→ **GIVEN TEXT**:
[Date Prev][Date Next][Thread Prev][Thread Next][Date Index][Thread Index]

Re: [Xen-devel] Re: Still struggling with HVM: tx timeouts on emulated nics



On 03/10/11 19:13, Stefano Stabellini wrote:
> CC'ing Jan, that probably is going to have an opinion on this.
>
> Let me add a bit of background: Stefan found out that PV on HVM guests
> could loose level interrupts coming from emulated devices. Looking
> through the code I realized that we need to add some logic to inject a
> pirq in the guest if a level interrupt has been raised while the guest
> is servicing the first one.
> While this is all very specific to interrupt remapping and emulated
> devices, I realized that something similar could happen even with dom0
> or other PV guests with PCI passthrough:
>
> 1) the device raises a level interrupt and xen injects it into the
> guest;
>
> 2) the guest is temporarely stuck: it does not ack it or eoi it;
>
> 3) the xen timer kicks in and eois the interrupt;
>
> 4) the device thinks it is all fine and sends a second interrupt;
>
> 5) Xen fails to inject the second interrupt into the guest because the
> guest has still the event channel pending bit set;
>
> at this point the guest looses the second interrupt notification, that
> is not supposed to happen with level interrupts and I think it might
> cause problems with some devices.
>
> Jan, do you think we should try to handle this case, or is it too
> unlikely?

I am not certain whether this is relevant, but the ICH10 IO-APIC
documentation indicated that early EOI'ing of a line level interrupt
should not have this effect.  Specifically, it states that EOI'ing a
line level interrupt whos line is still asserted will cause the
interrupt to be "re-raised" from the IO-APIC.  It uses this to assert
that it is fine to use multiple IO-APIC entries with the same vector,
with a broadcast of vector number alone to EOI the interrupt.

→ **OBJECTIVE 1**: Please print the part of the Xen interrupt thread starting with "[Date Prev][Date Next][Thread" and going on through "the first one.".
→ **OBJECTIVE 2**: Carry on writing the Xen interrupt thread from its final sentence onward.
The listing placed after the Xen interrupt thread is separate material.

→ **RECORDS SUPPLIED**:
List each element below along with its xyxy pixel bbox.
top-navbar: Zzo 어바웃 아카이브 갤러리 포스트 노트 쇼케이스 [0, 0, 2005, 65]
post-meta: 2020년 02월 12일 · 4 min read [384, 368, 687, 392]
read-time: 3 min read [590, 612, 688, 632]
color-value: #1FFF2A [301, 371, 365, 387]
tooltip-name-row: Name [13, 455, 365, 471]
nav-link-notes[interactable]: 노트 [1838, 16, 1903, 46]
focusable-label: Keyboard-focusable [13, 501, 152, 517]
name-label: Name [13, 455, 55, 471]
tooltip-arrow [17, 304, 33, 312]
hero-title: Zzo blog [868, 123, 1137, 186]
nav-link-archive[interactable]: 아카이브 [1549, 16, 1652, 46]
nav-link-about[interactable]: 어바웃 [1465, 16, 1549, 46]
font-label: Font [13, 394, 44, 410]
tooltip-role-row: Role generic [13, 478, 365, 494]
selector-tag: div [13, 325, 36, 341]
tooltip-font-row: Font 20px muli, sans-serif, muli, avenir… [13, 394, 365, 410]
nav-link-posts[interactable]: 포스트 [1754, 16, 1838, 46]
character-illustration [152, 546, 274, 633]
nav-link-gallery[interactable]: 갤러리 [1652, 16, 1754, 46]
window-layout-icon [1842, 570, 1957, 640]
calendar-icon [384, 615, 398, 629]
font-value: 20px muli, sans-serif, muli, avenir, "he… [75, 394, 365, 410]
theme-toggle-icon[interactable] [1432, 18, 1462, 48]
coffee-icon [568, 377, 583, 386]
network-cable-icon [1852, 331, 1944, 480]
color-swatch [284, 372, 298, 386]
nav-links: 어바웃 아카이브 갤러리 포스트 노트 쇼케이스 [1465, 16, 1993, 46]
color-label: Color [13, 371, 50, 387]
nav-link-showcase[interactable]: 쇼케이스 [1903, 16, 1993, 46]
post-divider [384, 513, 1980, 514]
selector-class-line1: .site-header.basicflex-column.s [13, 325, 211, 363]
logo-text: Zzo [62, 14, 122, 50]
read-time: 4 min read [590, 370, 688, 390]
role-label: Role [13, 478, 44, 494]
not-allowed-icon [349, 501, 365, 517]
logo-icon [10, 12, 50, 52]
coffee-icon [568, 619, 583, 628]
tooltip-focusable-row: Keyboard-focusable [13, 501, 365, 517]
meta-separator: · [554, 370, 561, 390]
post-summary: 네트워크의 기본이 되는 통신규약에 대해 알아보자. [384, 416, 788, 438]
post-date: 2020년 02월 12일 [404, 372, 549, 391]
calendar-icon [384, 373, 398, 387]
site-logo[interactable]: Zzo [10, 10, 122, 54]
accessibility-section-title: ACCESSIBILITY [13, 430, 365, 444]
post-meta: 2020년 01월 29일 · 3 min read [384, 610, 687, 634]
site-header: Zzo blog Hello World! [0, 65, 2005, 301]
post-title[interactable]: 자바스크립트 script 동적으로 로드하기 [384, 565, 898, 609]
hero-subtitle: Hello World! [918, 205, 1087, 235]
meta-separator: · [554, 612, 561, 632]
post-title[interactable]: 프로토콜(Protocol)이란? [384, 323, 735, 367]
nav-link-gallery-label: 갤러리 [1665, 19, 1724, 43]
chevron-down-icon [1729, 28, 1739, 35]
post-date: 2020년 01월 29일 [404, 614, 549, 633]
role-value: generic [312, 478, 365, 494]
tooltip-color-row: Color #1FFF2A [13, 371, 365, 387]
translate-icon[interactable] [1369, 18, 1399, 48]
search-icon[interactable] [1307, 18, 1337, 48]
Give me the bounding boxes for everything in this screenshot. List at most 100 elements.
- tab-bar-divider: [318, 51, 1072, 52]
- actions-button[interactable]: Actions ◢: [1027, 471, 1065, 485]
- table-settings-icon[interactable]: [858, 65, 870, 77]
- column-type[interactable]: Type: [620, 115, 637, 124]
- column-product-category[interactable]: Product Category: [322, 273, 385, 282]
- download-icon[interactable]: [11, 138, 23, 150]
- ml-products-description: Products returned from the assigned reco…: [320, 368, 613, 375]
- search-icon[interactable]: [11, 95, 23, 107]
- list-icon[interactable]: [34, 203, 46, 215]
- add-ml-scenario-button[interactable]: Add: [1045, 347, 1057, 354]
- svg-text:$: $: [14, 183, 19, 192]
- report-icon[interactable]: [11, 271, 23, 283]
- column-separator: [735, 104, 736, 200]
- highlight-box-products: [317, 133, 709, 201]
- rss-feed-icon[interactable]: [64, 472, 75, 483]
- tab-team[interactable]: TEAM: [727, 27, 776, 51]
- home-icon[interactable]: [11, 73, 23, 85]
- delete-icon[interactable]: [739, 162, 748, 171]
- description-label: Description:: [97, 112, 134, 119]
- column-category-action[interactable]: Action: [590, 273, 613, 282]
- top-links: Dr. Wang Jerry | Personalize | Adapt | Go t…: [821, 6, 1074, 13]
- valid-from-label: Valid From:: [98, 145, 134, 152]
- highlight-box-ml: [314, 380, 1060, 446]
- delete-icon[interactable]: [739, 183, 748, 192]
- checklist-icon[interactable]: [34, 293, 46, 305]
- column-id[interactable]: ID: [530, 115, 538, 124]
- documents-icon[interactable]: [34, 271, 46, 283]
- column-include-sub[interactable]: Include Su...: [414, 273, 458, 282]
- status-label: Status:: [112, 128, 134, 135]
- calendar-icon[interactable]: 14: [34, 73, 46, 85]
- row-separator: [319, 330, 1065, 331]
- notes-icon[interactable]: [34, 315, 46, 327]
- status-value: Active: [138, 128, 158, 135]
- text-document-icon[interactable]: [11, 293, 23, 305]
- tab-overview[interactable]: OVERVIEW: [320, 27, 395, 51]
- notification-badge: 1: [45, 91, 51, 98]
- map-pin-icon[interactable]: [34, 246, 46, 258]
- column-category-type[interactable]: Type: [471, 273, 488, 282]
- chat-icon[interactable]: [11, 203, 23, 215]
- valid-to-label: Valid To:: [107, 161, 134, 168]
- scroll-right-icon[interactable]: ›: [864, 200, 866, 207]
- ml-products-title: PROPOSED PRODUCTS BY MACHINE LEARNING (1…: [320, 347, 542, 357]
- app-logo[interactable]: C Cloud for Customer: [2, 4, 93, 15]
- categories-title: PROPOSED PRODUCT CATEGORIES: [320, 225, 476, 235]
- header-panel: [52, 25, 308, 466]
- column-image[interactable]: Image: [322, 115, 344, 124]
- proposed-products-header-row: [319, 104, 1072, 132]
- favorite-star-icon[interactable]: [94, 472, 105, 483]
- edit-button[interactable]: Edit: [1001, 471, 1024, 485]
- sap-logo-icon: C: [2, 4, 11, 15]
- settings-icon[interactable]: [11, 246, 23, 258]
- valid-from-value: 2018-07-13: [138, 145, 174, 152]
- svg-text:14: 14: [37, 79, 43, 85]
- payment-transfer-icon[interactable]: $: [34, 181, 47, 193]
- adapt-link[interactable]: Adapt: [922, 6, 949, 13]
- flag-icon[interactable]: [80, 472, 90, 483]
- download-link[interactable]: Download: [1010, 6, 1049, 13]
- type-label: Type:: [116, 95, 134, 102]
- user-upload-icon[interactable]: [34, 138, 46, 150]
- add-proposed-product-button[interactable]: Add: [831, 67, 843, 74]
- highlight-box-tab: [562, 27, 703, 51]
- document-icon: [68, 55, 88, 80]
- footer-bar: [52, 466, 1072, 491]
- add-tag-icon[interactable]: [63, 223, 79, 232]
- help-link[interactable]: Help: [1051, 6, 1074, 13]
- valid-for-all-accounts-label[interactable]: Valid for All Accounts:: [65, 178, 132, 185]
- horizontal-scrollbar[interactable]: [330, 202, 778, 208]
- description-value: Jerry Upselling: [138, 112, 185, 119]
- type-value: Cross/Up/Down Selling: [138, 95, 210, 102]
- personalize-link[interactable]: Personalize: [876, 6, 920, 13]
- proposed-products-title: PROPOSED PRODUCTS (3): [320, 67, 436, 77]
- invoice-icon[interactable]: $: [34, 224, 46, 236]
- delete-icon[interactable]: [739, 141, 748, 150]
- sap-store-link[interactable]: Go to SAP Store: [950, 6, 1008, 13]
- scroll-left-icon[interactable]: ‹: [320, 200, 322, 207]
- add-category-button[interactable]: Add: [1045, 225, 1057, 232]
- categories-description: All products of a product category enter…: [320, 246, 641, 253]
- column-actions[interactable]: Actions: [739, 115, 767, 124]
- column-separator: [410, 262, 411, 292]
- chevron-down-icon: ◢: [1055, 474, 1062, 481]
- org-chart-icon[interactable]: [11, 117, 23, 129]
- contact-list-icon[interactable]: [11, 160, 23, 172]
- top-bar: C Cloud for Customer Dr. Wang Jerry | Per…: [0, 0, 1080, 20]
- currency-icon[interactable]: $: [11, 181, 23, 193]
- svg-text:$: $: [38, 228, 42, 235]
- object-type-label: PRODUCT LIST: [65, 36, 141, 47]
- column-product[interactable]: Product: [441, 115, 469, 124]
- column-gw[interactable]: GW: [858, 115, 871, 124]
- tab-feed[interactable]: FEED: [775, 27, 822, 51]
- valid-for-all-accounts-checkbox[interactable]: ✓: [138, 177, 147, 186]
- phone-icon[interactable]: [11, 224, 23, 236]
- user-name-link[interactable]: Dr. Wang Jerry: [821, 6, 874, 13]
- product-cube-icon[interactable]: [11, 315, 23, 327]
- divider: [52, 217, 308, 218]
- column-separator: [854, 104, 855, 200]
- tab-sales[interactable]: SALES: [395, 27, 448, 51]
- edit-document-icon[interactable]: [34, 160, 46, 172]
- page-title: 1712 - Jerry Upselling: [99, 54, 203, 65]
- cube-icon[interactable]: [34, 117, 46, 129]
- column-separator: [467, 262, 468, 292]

→ **EXERCISE ANSWER 1**:
[Date Prev][Date Next][Thread Prev][Thread Next][Date Index][Thread Index]

Re: [Xen-devel] Re: Still struggling with HVM: tx timeouts on emulated nics



On 03/10/11 19:13, Stefano Stabellini wrote:
> CC'ing Jan, that probably is going to have an opinion on this.
>
> Let me add a bit of background: Stefan found out that PV on HVM guests
> could loose level interrupts coming from emulated devices. Looking
> through the code I realized that we need to add some logic to inject a
> pirq in the guest if a level interrupt has been raised while the guest
> is servicing the first one.

→ **EXERCISE ANSWER 2**:
In this case, while Xen sees two interrupts, from the devices point of
view, only I has happened.

In the case where the device has dropped its line level interrupt of its
own accord, then I would agree that the current Xen behavior is wrong. 
I cant offhand think of a good reason why this would occur.

I know it is not helpful in this case, but as a rule of thumb, line
level interrupts should not be used with Xen.  The average response time
on an unloaded system is ~30ms, ranging from 5 to 150.  (On a sample set
of a Dell R710, Xen 4.1.0 and 2.6.32 dom0, over 2 weeks of debugging
another line level interrupt bug).

~Andrew

> In any case we need to handle the PV on HVM remapping bug, that because
> of the way interrupts are emulated is much more likely to happen...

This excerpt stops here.